* BEGIN Record excerpts *

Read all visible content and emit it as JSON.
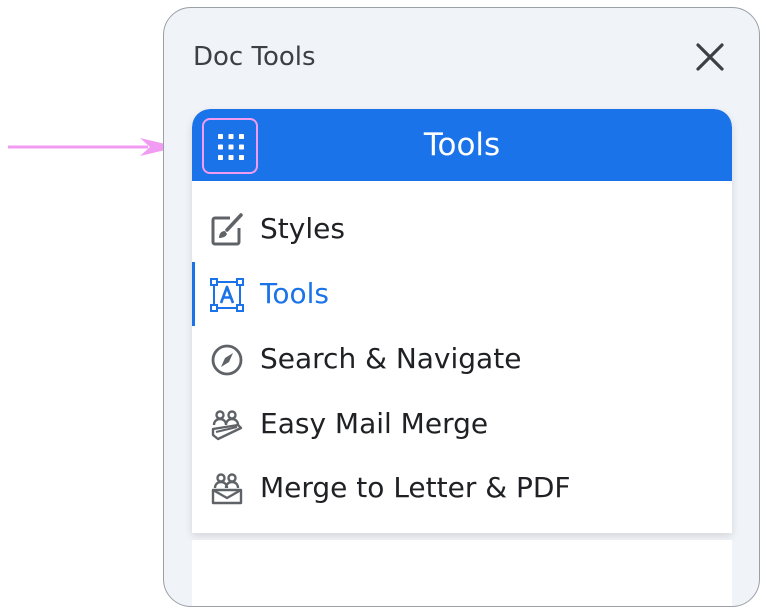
{
  "panel": {
    "title": "Doc Tools"
  },
  "menu": {
    "header_title": "Tools",
    "items": [
      {
        "label": "Styles",
        "icon": "brush-edit-icon",
        "active": false
      },
      {
        "label": "Tools",
        "icon": "text-box-icon",
        "active": true
      },
      {
        "label": "Search & Navigate",
        "icon": "compass-icon",
        "active": false
      },
      {
        "label": "Easy Mail Merge",
        "icon": "mail-merge-icon",
        "active": false
      },
      {
        "label": "Merge to Letter & PDF",
        "icon": "letter-merge-icon",
        "active": false
      }
    ]
  },
  "colors": {
    "accent": "#1a73e8",
    "panel_bg": "#f0f3f8",
    "annotation": "#f29bf2",
    "text": "#202124"
  }
}
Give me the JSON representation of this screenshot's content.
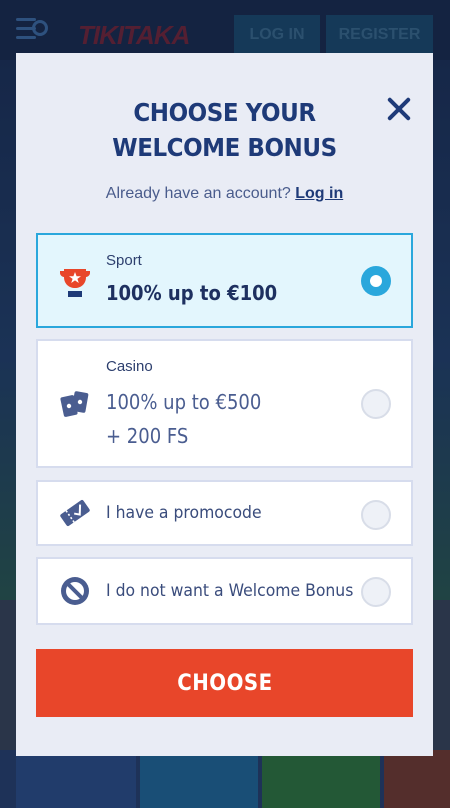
{
  "background": {
    "menu_icon": "menu-search-icon",
    "logo_text": "TIKITAKA",
    "login_label": "LOG IN",
    "register_label": "REGISTER"
  },
  "modal": {
    "title_line1": "CHOOSE YOUR",
    "title_line2": "WELCOME BONUS",
    "account_prompt": "Already have an account?",
    "login_link": "Log in",
    "close_icon": "close-icon",
    "options": [
      {
        "icon": "trophy-icon",
        "label": "Sport",
        "value": "100% up to €100",
        "selected": true
      },
      {
        "icon": "cards-icon",
        "label": "Casino",
        "value_line1": "100% up to €500",
        "value_line2": "+ 200 FS",
        "selected": false
      },
      {
        "icon": "ticket-icon",
        "text": "I have a promocode",
        "selected": false
      },
      {
        "icon": "no-bonus-icon",
        "text": "I do not want a Welcome Bonus",
        "selected": false
      }
    ],
    "choose_label": "CHOOSE"
  },
  "colors": {
    "accent": "#2aa7dc",
    "primary_text": "#1e3a78",
    "cta": "#e8462a",
    "modal_bg": "#e9ecf5"
  }
}
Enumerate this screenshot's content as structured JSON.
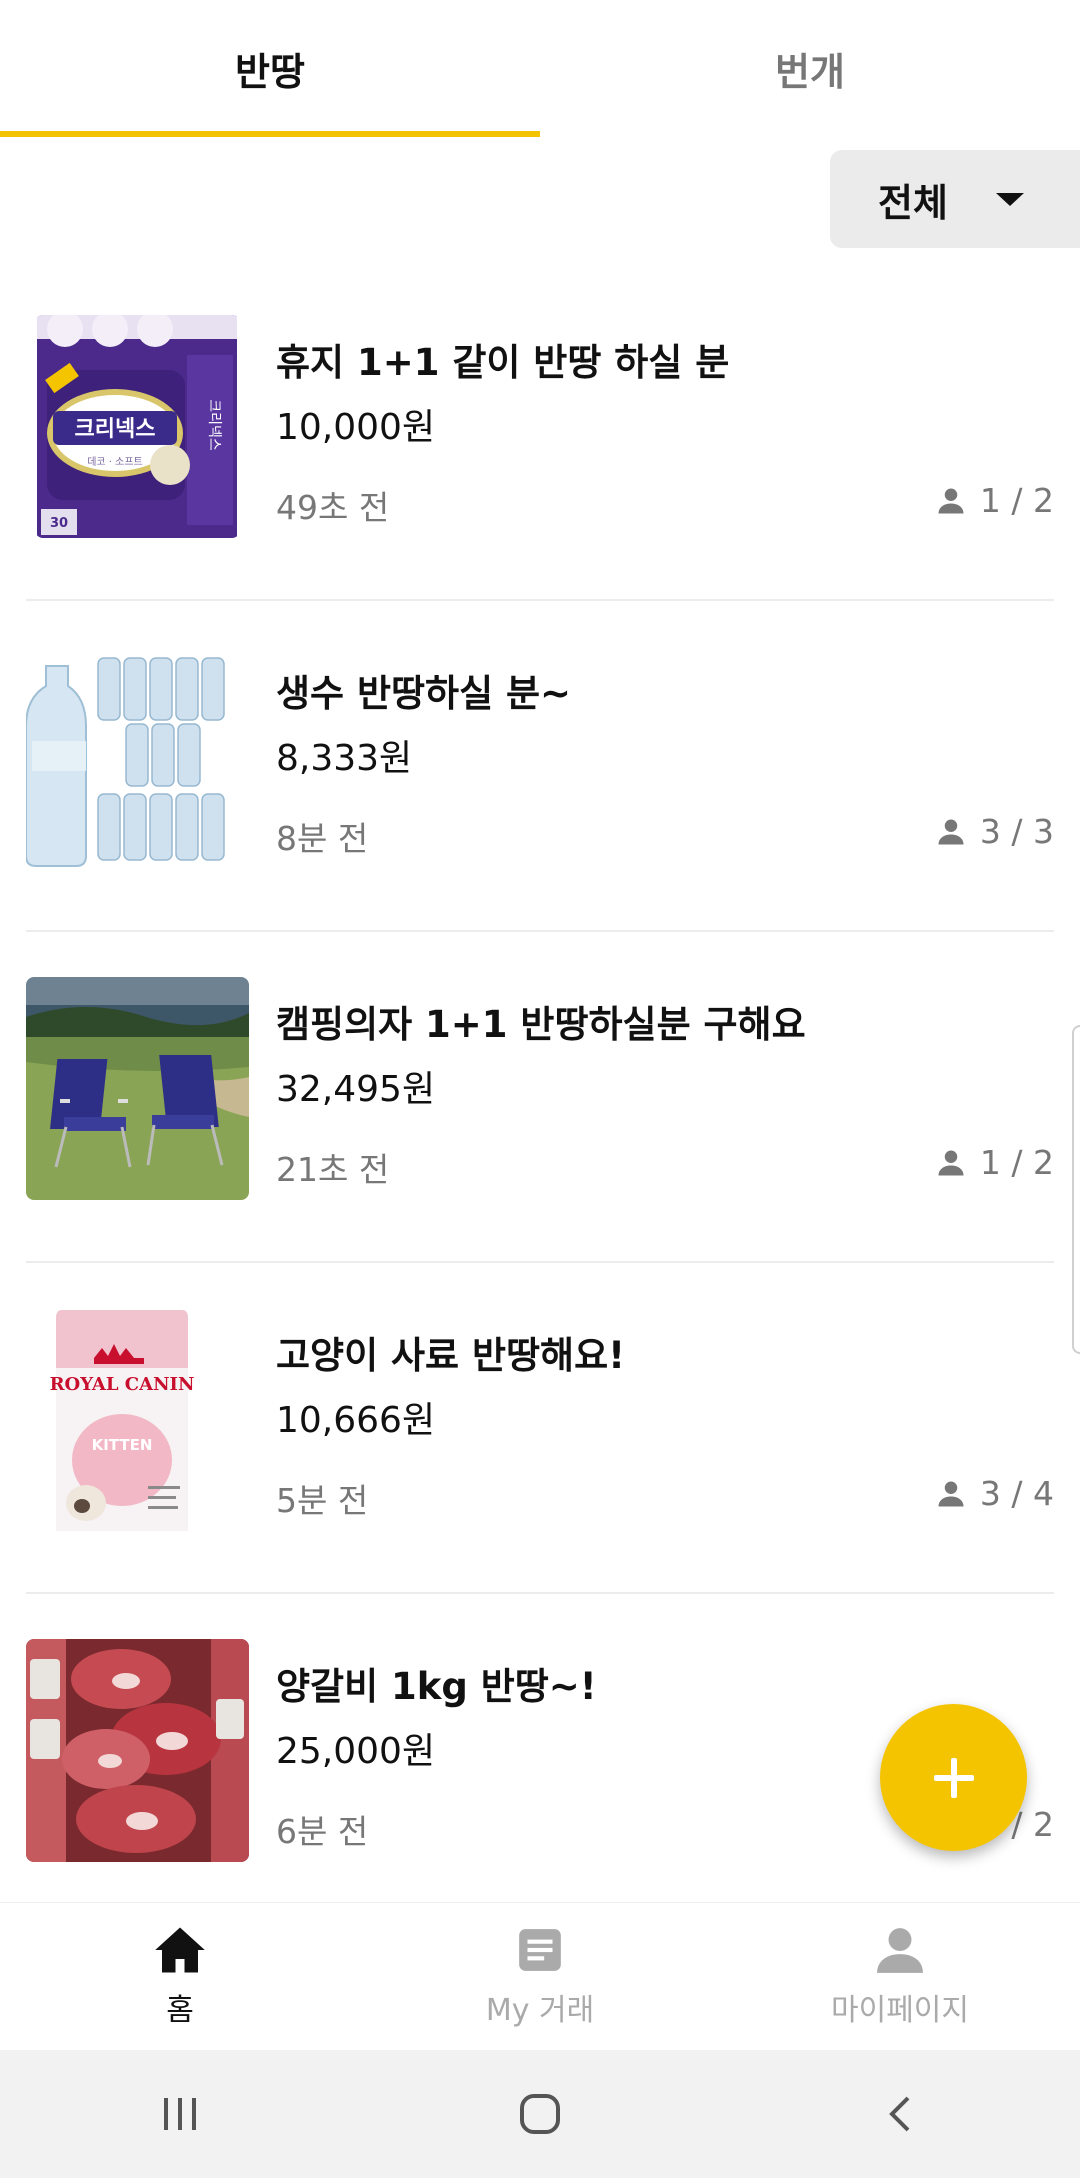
{
  "tabs": [
    {
      "label": "반땅",
      "active": true
    },
    {
      "label": "번개",
      "active": false
    }
  ],
  "filter": {
    "label": "전체"
  },
  "colors": {
    "accent": "#f5c400",
    "muted": "#777777",
    "nav_inactive": "#aaaaaa"
  },
  "items": [
    {
      "title": "휴지 1+1 같이 반땅 하실 분",
      "price": "10,000원",
      "time": "49초 전",
      "people": "1 / 2",
      "image": "toilet-paper"
    },
    {
      "title": "생수 반땅하실 분~",
      "price": "8,333원",
      "time": "8분 전",
      "people": "3 / 3",
      "image": "water-bottles"
    },
    {
      "title": "캠핑의자 1+1 반땅하실분 구해요",
      "price": "32,495원",
      "time": "21초 전",
      "people": "1 / 2",
      "image": "camping-chairs"
    },
    {
      "title": "고양이 사료 반땅해요!",
      "price": "10,666원",
      "time": "5분 전",
      "people": "3 / 4",
      "image": "cat-food"
    },
    {
      "title": "양갈비 1kg 반땅~!",
      "price": "25,000원",
      "time": "6분 전",
      "people": "1 / 2",
      "image": "lamb-ribs"
    }
  ],
  "image_text": {
    "toilet_paper_brand": "크리넥스",
    "cat_food_brand": "ROYAL CANIN",
    "cat_food_variant": "KITTEN"
  },
  "fab": {
    "icon": "plus-icon"
  },
  "bottom_nav": [
    {
      "label": "홈",
      "icon": "home-icon",
      "active": true
    },
    {
      "label": "My 거래",
      "icon": "document-icon",
      "active": false
    },
    {
      "label": "마이페이지",
      "icon": "person-icon",
      "active": false
    }
  ],
  "system_nav": [
    "recents-icon",
    "home-circle-icon",
    "back-icon"
  ]
}
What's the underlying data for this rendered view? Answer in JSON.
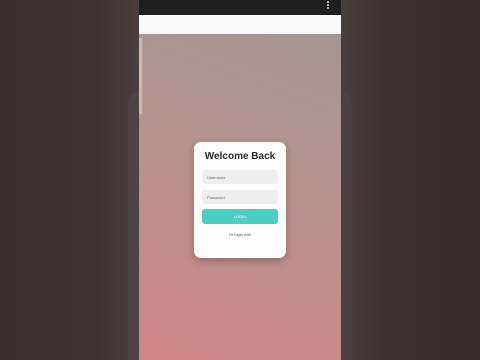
{
  "login": {
    "title": "Welcome Back",
    "username_placeholder": "Username",
    "password_placeholder": "Password",
    "login_label": "LOGIN",
    "social_text": "Or login with"
  },
  "colors": {
    "accent": "#4ecdc4",
    "background_top": "#a39692",
    "background_bottom": "#d08684",
    "card": "#fcfcfc"
  },
  "icons": {
    "menu": "more-vert-icon"
  }
}
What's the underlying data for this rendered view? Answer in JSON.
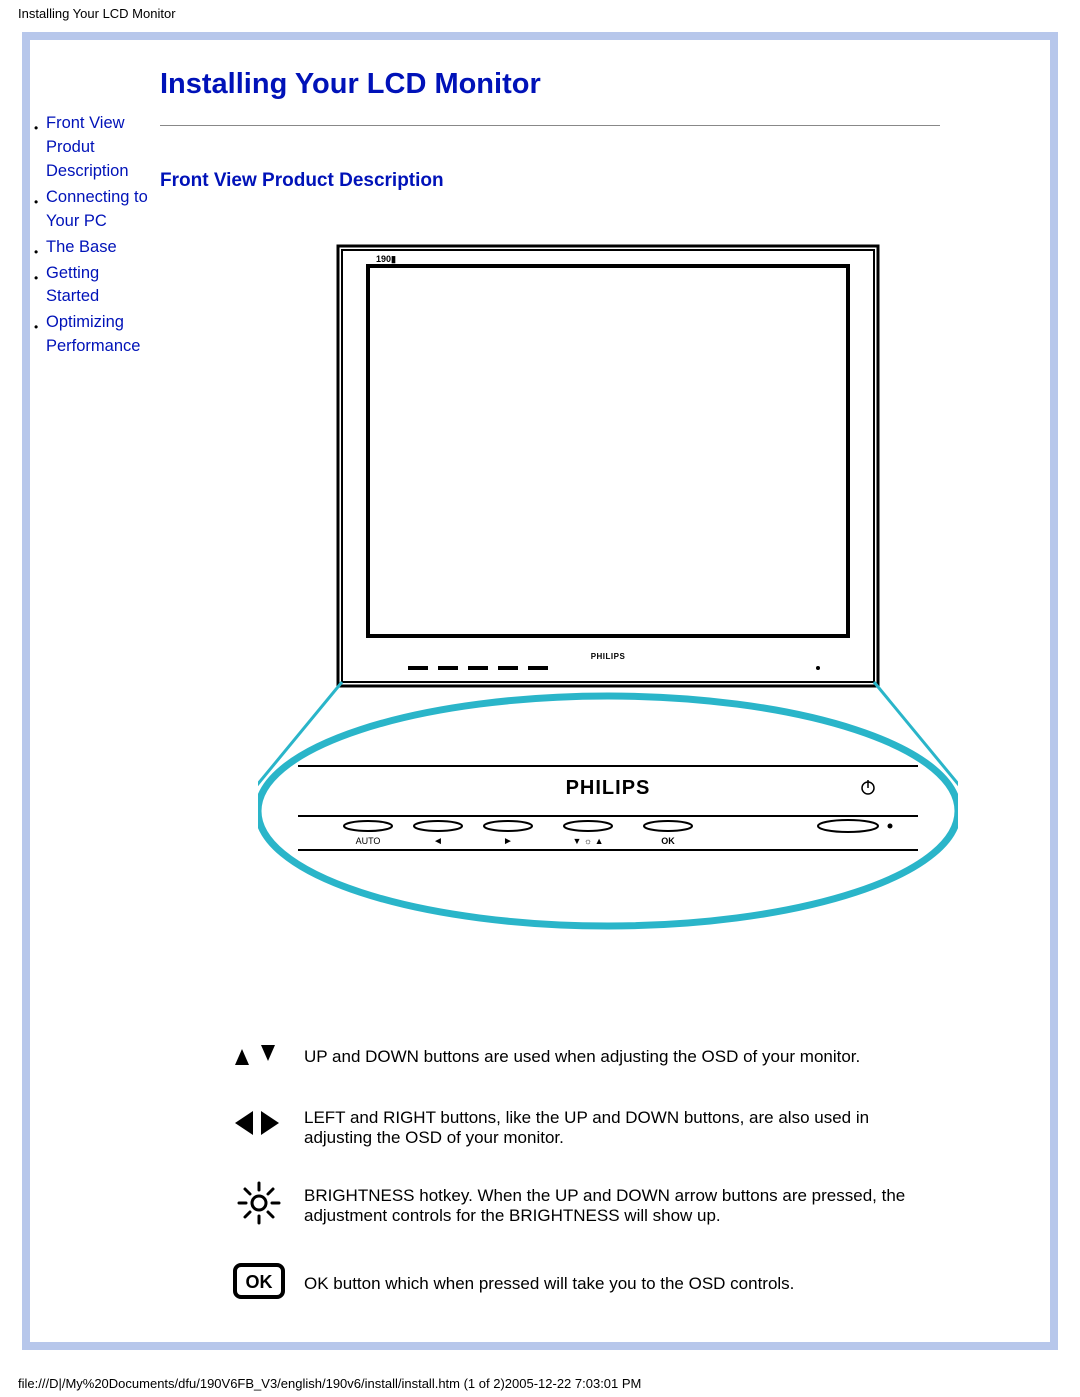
{
  "header": {
    "title": "Installing Your LCD Monitor"
  },
  "sidebar": {
    "items": [
      {
        "label": "Front View Produt Description"
      },
      {
        "label": "Connecting to Your PC"
      },
      {
        "label": "The Base"
      },
      {
        "label": "Getting Started"
      },
      {
        "label": "Optimizing Performance"
      }
    ]
  },
  "main": {
    "h1": "Installing Your LCD Monitor",
    "h2": "Front View Product Description",
    "figure": {
      "brand": "PHILIPS",
      "model": "190",
      "bezel_labels": [
        "AUTO",
        "◄",
        "►",
        "▼ ☼ ▲",
        "OK"
      ]
    },
    "rows": [
      {
        "icon": "up-down",
        "text": "UP and DOWN buttons are used when adjusting the OSD of your monitor."
      },
      {
        "icon": "left-right",
        "text": "LEFT and RIGHT buttons, like the UP and DOWN buttons, are also used in adjusting the OSD of your monitor."
      },
      {
        "icon": "brightness",
        "text": "BRIGHTNESS hotkey. When the UP and DOWN arrow buttons are pressed, the adjustment controls for the BRIGHTNESS will show up."
      },
      {
        "icon": "ok",
        "text": "OK button which when pressed will take you to the OSD controls."
      }
    ]
  },
  "footer": {
    "path": "file:///D|/My%20Documents/dfu/190V6FB_V3/english/190v6/install/install.htm (1 of 2)2005-12-22 7:03:01 PM"
  }
}
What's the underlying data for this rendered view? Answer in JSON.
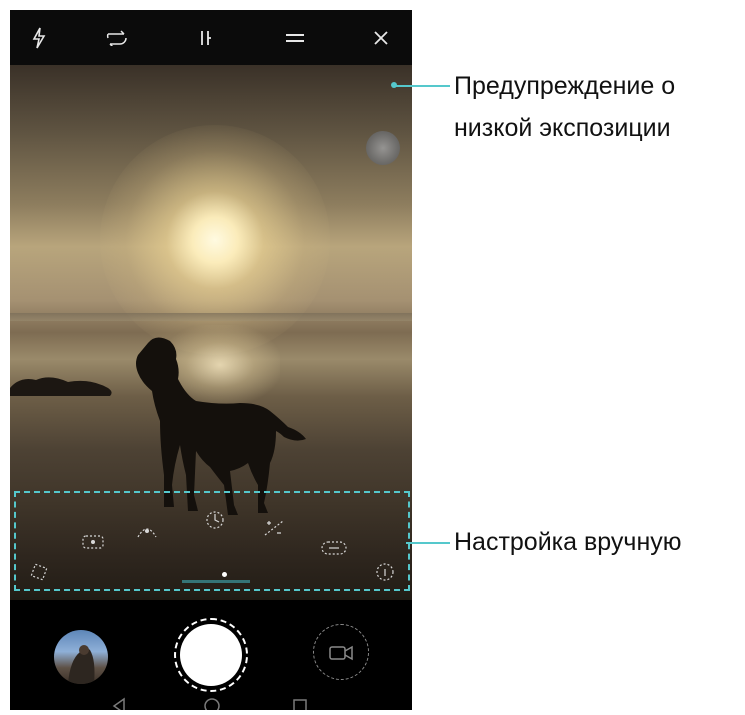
{
  "topbar": {
    "icons": [
      "flash-icon",
      "hdr-icon",
      "timer-icon",
      "menu-icon",
      "close-icon"
    ]
  },
  "viewfinder": {
    "scene": "beach-sunset-dog"
  },
  "manual_panel": {
    "dials": [
      "metering-icon",
      "iso-icon",
      "shutter-speed-icon",
      "exposure-icon",
      "focus-icon",
      "white-balance-icon",
      "reset-icon",
      "info-icon"
    ]
  },
  "bottombar": {
    "icons": [
      "gallery-thumbnail",
      "shutter-button",
      "video-switch-icon"
    ],
    "nav": [
      "back-icon",
      "home-icon",
      "recents-icon"
    ]
  },
  "callouts": {
    "exposure_warning": "Предупреждение о\nнизкой экспозиции",
    "exposure_warning_line1": "Предупреждение о",
    "exposure_warning_line2": "низкой экспозиции",
    "manual_settings": "Настройка вручную"
  },
  "colors": {
    "callout_accent": "#55c8cc",
    "bar_background": "#000000"
  }
}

* END Record excerpts *

What is asked: Look through the listing above. Pick out each line with "Tools" and copy it.

Answer for the task:
    "title": "Doc Tools"
    "header_title": "Tools",
        "label": "Tools",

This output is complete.